■ **Your instructions**
Write out the whole listing again, exactly.

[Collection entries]
********************
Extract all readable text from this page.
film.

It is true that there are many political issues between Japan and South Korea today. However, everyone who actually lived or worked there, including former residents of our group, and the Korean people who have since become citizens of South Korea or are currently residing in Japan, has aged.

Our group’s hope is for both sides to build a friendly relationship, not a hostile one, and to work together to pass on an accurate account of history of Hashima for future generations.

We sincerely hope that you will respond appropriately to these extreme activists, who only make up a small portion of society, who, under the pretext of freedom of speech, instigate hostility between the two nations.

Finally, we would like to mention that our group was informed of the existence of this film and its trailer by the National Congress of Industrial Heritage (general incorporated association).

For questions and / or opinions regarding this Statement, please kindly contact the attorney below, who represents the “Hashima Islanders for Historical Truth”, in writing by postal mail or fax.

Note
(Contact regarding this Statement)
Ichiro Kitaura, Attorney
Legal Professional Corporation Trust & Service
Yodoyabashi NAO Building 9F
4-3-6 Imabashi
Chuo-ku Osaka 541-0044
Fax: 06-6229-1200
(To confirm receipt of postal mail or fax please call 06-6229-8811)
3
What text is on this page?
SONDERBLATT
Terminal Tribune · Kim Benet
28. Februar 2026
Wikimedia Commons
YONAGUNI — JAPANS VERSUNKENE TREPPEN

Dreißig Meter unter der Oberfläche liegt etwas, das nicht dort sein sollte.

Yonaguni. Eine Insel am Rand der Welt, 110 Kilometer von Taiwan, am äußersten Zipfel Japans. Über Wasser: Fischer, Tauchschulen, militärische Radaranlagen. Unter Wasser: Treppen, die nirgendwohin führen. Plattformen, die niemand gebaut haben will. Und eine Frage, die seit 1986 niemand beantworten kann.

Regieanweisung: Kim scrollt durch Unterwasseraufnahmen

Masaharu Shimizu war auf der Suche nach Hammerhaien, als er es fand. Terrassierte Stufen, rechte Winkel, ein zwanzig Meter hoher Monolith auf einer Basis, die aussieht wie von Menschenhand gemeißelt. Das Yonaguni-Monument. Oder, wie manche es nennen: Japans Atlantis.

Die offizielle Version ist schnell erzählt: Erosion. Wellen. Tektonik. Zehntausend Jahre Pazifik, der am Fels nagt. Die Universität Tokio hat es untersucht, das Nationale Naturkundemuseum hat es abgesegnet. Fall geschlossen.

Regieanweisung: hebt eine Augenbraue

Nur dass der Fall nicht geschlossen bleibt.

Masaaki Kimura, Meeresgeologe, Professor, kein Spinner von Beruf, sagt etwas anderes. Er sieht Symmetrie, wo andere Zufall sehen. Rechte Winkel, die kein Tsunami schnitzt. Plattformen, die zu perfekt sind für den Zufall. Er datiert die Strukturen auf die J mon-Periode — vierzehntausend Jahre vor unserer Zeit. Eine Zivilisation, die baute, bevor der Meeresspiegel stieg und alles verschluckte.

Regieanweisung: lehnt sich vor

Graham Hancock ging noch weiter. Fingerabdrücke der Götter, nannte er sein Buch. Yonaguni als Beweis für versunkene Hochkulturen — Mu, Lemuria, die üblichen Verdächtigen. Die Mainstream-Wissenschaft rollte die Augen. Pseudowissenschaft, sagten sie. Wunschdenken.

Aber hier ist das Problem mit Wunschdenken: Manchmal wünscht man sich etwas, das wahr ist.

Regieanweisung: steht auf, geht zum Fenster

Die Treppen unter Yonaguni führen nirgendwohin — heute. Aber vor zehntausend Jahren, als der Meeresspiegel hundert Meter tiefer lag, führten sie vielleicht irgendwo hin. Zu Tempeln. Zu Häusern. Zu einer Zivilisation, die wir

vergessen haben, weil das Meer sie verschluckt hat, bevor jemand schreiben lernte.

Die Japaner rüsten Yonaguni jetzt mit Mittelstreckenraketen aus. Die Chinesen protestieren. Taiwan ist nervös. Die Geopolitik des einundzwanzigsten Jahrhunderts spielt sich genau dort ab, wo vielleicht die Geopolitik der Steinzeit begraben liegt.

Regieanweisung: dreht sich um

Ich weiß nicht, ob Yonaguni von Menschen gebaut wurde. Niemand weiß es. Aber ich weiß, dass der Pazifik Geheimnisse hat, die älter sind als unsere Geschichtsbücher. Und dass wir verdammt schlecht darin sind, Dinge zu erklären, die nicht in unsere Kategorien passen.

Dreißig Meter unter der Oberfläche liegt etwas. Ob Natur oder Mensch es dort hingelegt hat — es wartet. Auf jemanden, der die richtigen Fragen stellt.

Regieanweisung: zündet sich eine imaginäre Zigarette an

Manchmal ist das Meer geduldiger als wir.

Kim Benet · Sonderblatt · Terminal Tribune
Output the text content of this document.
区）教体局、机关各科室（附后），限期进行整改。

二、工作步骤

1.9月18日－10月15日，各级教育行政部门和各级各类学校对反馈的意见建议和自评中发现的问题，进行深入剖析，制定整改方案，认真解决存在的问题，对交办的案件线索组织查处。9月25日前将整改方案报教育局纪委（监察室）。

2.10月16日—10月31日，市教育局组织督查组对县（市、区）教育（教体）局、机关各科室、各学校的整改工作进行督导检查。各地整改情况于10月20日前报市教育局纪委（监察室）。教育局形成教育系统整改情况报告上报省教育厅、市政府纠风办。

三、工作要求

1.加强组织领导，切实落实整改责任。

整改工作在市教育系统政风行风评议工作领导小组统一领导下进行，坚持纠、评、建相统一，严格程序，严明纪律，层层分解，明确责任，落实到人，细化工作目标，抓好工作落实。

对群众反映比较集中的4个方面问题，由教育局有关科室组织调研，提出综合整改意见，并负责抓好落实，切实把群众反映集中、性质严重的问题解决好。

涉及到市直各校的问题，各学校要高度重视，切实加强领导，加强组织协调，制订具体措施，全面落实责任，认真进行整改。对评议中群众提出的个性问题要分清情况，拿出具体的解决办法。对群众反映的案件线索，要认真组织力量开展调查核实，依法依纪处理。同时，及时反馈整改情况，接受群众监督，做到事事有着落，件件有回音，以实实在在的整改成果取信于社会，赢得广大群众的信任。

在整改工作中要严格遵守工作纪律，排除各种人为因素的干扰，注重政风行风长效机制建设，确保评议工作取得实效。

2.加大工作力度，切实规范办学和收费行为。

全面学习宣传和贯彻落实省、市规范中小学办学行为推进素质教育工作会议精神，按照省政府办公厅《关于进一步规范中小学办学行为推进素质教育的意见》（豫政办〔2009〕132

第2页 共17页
********************
■ **Result of the exercise**
Extract all readable text from this page.
film.

It is true that there are many political issues between Japan and South Korea today. However, everyone who actually lived or worked there, including former residents of our group, and the Korean people who have since become citizens of South Korea or are currently residing in Japan, has aged.

Our group’s hope is for both sides to build a friendly relationship, not a hostile one, and to work together to pass on an accurate account of history of Hashima for future generations.

We sincerely hope that you will respond appropriately to these extreme activists, who only make up a small portion of society, who, under the pretext of freedom of speech, instigate hostility between the two nations.

Finally, we would like to mention that our group was informed of the existence of this film and its trailer by the National Congress of Industrial Heritage (general incorporated association).

For questions and / or opinions regarding this Statement, please kindly contact the attorney below, who represents the “Hashima Islanders for Historical Truth”, in writing by postal mail or fax.

Note
(Contact regarding this Statement)
Ichiro Kitaura, Attorney
Legal Professional Corporation Trust & Service
Yodoyabashi NAO Building 9F
4-3-6 Imabashi
Chuo-ku Osaka 541-0044
Fax: 06-6229-1200
(To confirm receipt of postal mail or fax please call 06-6229-8811)
3
What text is on this page?
SONDERBLATT
Terminal Tribune · Kim Benet
28. Februar 2026
Wikimedia Commons
YONAGUNI — JAPANS VERSUNKENE TREPPEN

Dreißig Meter unter der Oberfläche liegt etwas, das nicht dort sein sollte.

Yonaguni. Eine Insel am Rand der Welt, 110 Kilometer von Taiwan, am äußersten Zipfel Japans. Über Wasser: Fischer, Tauchschulen, militärische Radaranlagen. Unter Wasser: Treppen, die nirgendwohin führen. Plattformen, die niemand gebaut haben will. Und eine Frage, die seit 1986 niemand beantworten kann.

Regieanweisung: Kim scrollt durch Unterwasseraufnahmen

Masaharu Shimizu war auf der Suche nach Hammerhaien, als er es fand. Terrassierte Stufen, rechte Winkel, ein zwanzig Meter hoher Monolith auf einer Basis, die aussieht wie von Menschenhand gemeißelt. Das Yonaguni-Monument. Oder, wie manche es nennen: Japans Atlantis.

Die offizielle Version ist schnell erzählt: Erosion. Wellen. Tektonik. Zehntausend Jahre Pazifik, der am Fels nagt. Die Universität Tokio hat es untersucht, das Nationale Naturkundemuseum hat es abgesegnet. Fall geschlossen.

Regieanweisung: hebt eine Augenbraue

Nur dass der Fall nicht geschlossen bleibt.

Masaaki Kimura, Meeresgeologe, Professor, kein Spinner von Beruf, sagt etwas anderes. Er sieht Symmetrie, wo andere Zufall sehen. Rechte Winkel, die kein Tsunami schnitzt. Plattformen, die zu perfekt sind für den Zufall. Er datiert die Strukturen auf die J mon-Periode — vierzehntausend Jahre vor unserer Zeit. Eine Zivilisation, die baute, bevor der Meeresspiegel stieg und alles verschluckte.

Regieanweisung: lehnt sich vor

Graham Hancock ging noch weiter. Fingerabdrücke der Götter, nannte er sein Buch. Yonaguni als Beweis für versunkene Hochkulturen — Mu, Lemuria, die üblichen Verdächtigen. Die Mainstream-Wissenschaft rollte die Augen. Pseudowissenschaft, sagten sie. Wunschdenken.

Aber hier ist das Problem mit Wunschdenken: Manchmal wünscht man sich etwas, das wahr ist.

Regieanweisung: steht auf, geht zum Fenster

Die Treppen unter Yonaguni führen nirgendwohin — heute. Aber vor zehntausend Jahren, als der Meeresspiegel hundert Meter tiefer lag, führten sie vielleicht irgendwo hin. Zu Tempeln. Zu Häusern. Zu einer Zivilisation, die wir

vergessen haben, weil das Meer sie verschluckt hat, bevor jemand schreiben lernte.

Die Japaner rüsten Yonaguni jetzt mit Mittelstreckenraketen aus. Die Chinesen protestieren. Taiwan ist nervös. Die Geopolitik des einundzwanzigsten Jahrhunderts spielt sich genau dort ab, wo vielleicht die Geopolitik der Steinzeit begraben liegt.

Regieanweisung: dreht sich um

Ich weiß nicht, ob Yonaguni von Menschen gebaut wurde. Niemand weiß es. Aber ich weiß, dass der Pazifik Geheimnisse hat, die älter sind als unsere Geschichtsbücher. Und dass wir verdammt schlecht darin sind, Dinge zu erklären, die nicht in unsere Kategorien passen.

Dreißig Meter unter der Oberfläche liegt etwas. Ob Natur oder Mensch es dort hingelegt hat — es wartet. Auf jemanden, der die richtigen Fragen stellt.

Regieanweisung: zündet sich eine imaginäre Zigarette an

Manchmal ist das Meer geduldiger als wir.

Kim Benet · Sonderblatt · Terminal Tribune
Output the text content of this document.
区）教体局、机关各科室（附后），限期进行整改。

二、工作步骤

1.9月18日－10月15日，各级教育行政部门和各级各类学校对反馈的意见建议和自评中发现的问题，进行深入剖析，制定整改方案，认真解决存在的问题，对交办的案件线索组织查处。9月25日前将整改方案报教育局纪委（监察室）。

2.10月16日—10月31日，市教育局组织督查组对县（市、区）教育（教体）局、机关各科室、各学校的整改工作进行督导检查。各地整改情况于10月20日前报市教育局纪委（监察室）。教育局形成教育系统整改情况报告上报省教育厅、市政府纠风办。

三、工作要求

1.加强组织领导，切实落实整改责任。

整改工作在市教育系统政风行风评议工作领导小组统一领导下进行，坚持纠、评、建相统一，严格程序，严明纪律，层层分解，明确责任，落实到人，细化工作目标，抓好工作落实。

对群众反映比较集中的4个方面问题，由教育局有关科室组织调研，提出综合整改意见，并负责抓好落实，切实把群众反映集中、性质严重的问题解决好。

涉及到市直各校的问题，各学校要高度重视，切实加强领导，加强组织协调，制订具体措施，全面落实责任，认真进行整改。对评议中群众提出的个性问题要分清情况，拿出具体的解决办法。对群众反映的案件线索，要认真组织力量开展调查核实，依法依纪处理。同时，及时反馈整改情况，接受群众监督，做到事事有着落，件件有回音，以实实在在的整改成果取信于社会，赢得广大群众的信任。

在整改工作中要严格遵守工作纪律，排除各种人为因素的干扰，注重政风行风长效机制建设，确保评议工作取得实效。

2.加大工作力度，切实规范办学和收费行为。

全面学习宣传和贯彻落实省、市规范中小学办学行为推进素质教育工作会议精神，按照省政府办公厅《关于进一步规范中小学办学行为推进素质教育的意见》（豫政办〔2009〕132

第2页 共17页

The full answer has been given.